(Extracted records)
►

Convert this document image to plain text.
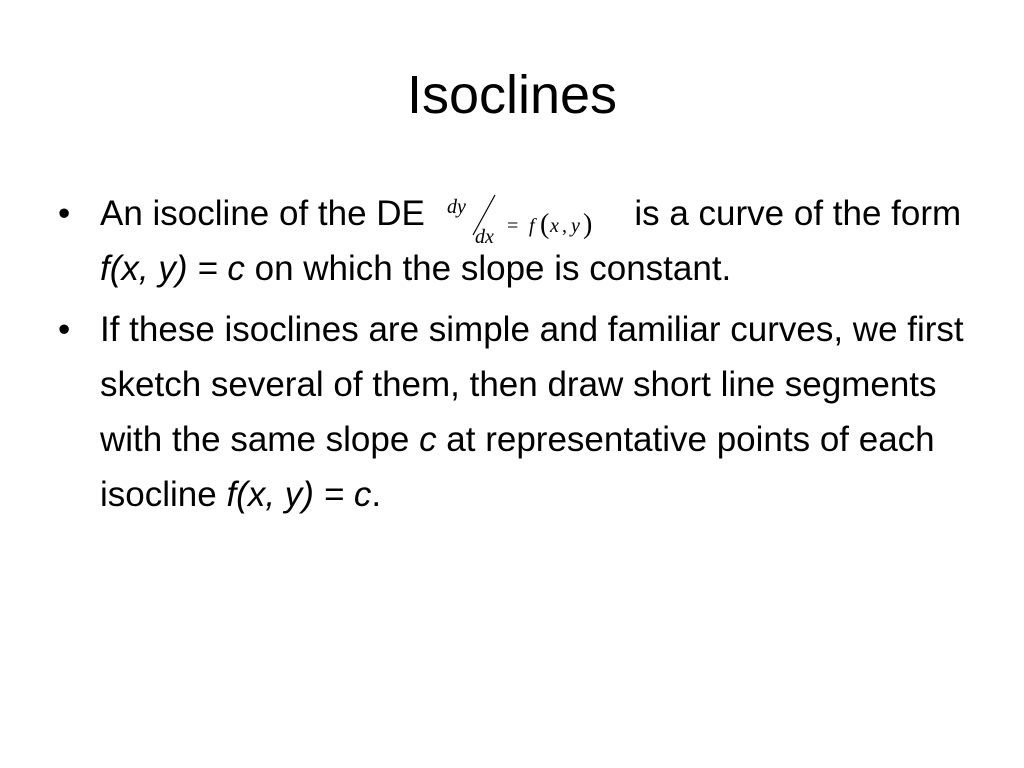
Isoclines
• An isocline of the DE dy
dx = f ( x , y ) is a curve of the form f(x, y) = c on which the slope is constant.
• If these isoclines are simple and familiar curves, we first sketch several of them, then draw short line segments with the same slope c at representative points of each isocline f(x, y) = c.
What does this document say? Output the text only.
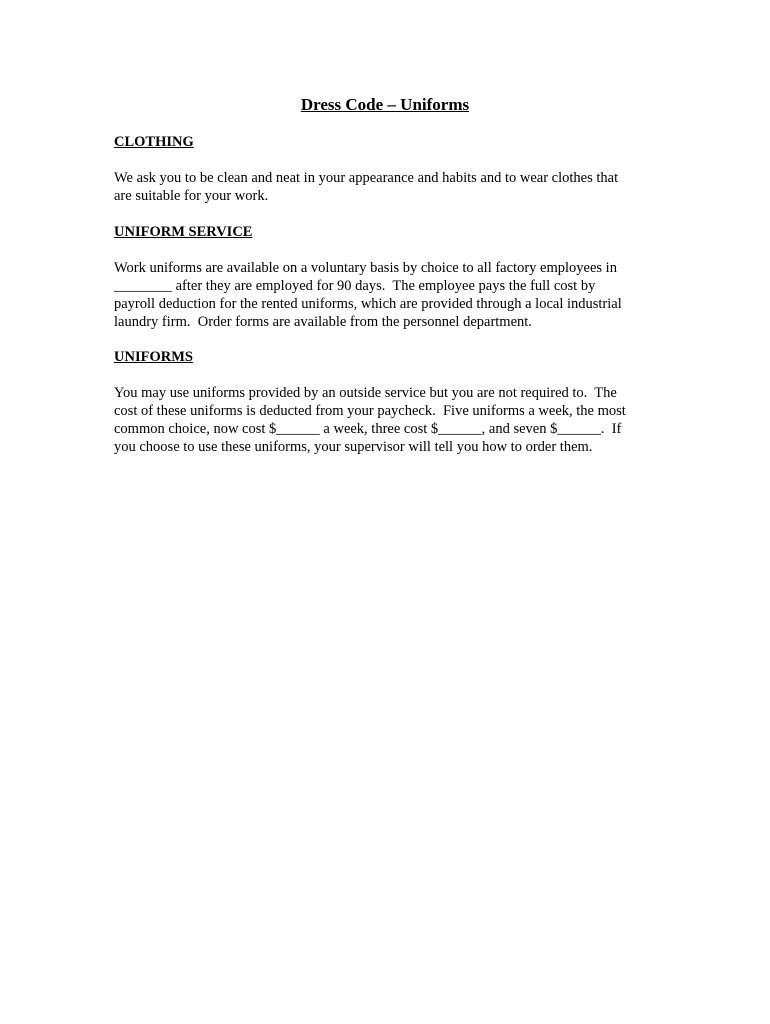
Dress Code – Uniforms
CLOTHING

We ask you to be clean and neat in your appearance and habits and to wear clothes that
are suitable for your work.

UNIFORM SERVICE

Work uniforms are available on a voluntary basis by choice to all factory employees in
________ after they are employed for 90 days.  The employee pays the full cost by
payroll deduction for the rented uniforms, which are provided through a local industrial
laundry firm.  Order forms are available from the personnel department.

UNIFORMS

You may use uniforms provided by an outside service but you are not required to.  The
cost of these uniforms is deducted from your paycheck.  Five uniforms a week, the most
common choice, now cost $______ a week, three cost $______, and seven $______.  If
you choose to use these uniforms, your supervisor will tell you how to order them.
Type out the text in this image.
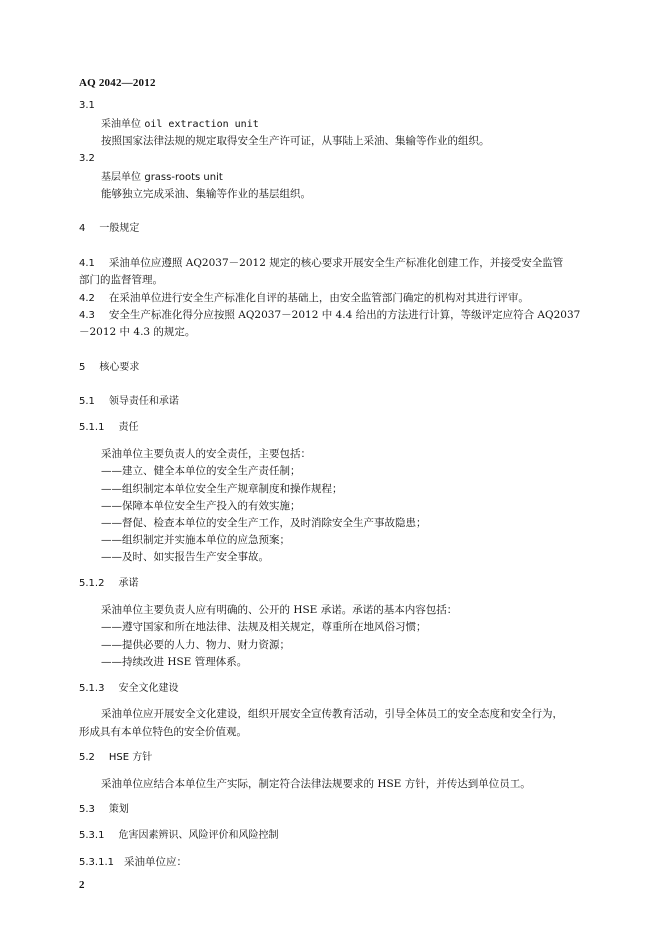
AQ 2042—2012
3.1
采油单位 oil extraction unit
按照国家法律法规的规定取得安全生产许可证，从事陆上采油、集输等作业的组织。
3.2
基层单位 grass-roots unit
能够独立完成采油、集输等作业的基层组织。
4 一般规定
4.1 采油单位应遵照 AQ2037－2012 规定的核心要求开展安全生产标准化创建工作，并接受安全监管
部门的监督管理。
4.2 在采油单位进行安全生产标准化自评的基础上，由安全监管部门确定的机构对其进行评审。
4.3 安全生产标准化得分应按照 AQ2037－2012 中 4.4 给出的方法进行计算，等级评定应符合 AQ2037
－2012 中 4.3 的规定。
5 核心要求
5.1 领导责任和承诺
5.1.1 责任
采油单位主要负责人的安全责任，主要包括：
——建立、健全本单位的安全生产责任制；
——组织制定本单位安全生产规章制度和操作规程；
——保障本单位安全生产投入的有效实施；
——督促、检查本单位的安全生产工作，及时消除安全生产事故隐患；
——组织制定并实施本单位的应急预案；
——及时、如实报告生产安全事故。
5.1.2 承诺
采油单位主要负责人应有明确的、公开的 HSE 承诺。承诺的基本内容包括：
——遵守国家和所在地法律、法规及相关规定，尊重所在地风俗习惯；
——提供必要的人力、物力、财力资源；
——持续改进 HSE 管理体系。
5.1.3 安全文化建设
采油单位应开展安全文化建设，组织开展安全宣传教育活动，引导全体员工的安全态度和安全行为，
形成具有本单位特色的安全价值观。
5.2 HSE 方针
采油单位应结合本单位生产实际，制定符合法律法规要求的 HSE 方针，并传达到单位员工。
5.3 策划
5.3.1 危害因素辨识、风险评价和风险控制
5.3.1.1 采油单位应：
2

◄

Instruction =>
Copy the records word for word, leaving no picture in the copy.

Task result =>
Convert this document image to plain text.
Isoclines
• An isocline of the DE dy
dx = f ( x , y ) is a curve of the form f(x, y) = c on which the slope is constant.
• If these isoclines are simple and familiar curves, we first sketch several of them, then draw short line segments with the same slope c at representative points of each isocline f(x, y) = c.
What does this document say? Output the text only.
Dress Code – Uniforms
CLOTHING

We ask you to be clean and neat in your appearance and habits and to wear clothes that
are suitable for your work.

UNIFORM SERVICE

Work uniforms are available on a voluntary basis by choice to all factory employees in
________ after they are employed for 90 days.  The employee pays the full cost by
payroll deduction for the rented uniforms, which are provided through a local industrial
laundry firm.  Order forms are available from the personnel department.

UNIFORMS

You may use uniforms provided by an outside service but you are not required to.  The
cost of these uniforms is deducted from your paycheck.  Five uniforms a week, the most
common choice, now cost $______ a week, three cost $______, and seven $______.  If
you choose to use these uniforms, your supervisor will tell you how to order them.
Type out the text in this image.
AQ 2042—2012
3.1
采油单位 oil extraction unit
按照国家法律法规的规定取得安全生产许可证，从事陆上采油、集输等作业的组织。
3.2
基层单位 grass-roots unit
能够独立完成采油、集输等作业的基层组织。
4 一般规定
4.1 采油单位应遵照 AQ2037－2012 规定的核心要求开展安全生产标准化创建工作，并接受安全监管
部门的监督管理。
4.2 在采油单位进行安全生产标准化自评的基础上，由安全监管部门确定的机构对其进行评审。
4.3 安全生产标准化得分应按照 AQ2037－2012 中 4.4 给出的方法进行计算，等级评定应符合 AQ2037
－2012 中 4.3 的规定。
5 核心要求
5.1 领导责任和承诺
5.1.1 责任
采油单位主要负责人的安全责任，主要包括：
——建立、健全本单位的安全生产责任制；
——组织制定本单位安全生产规章制度和操作规程；
——保障本单位安全生产投入的有效实施；
——督促、检查本单位的安全生产工作，及时消除安全生产事故隐患；
——组织制定并实施本单位的应急预案；
——及时、如实报告生产安全事故。
5.1.2 承诺
采油单位主要负责人应有明确的、公开的 HSE 承诺。承诺的基本内容包括：
——遵守国家和所在地法律、法规及相关规定，尊重所在地风俗习惯；
——提供必要的人力、物力、财力资源；
——持续改进 HSE 管理体系。
5.1.3 安全文化建设
采油单位应开展安全文化建设，组织开展安全宣传教育活动，引导全体员工的安全态度和安全行为，
形成具有本单位特色的安全价值观。
5.2 HSE 方针
采油单位应结合本单位生产实际，制定符合法律法规要求的 HSE 方针，并传达到单位员工。
5.3 策划
5.3.1 危害因素辨识、风险评价和风险控制
5.3.1.1 采油单位应：
2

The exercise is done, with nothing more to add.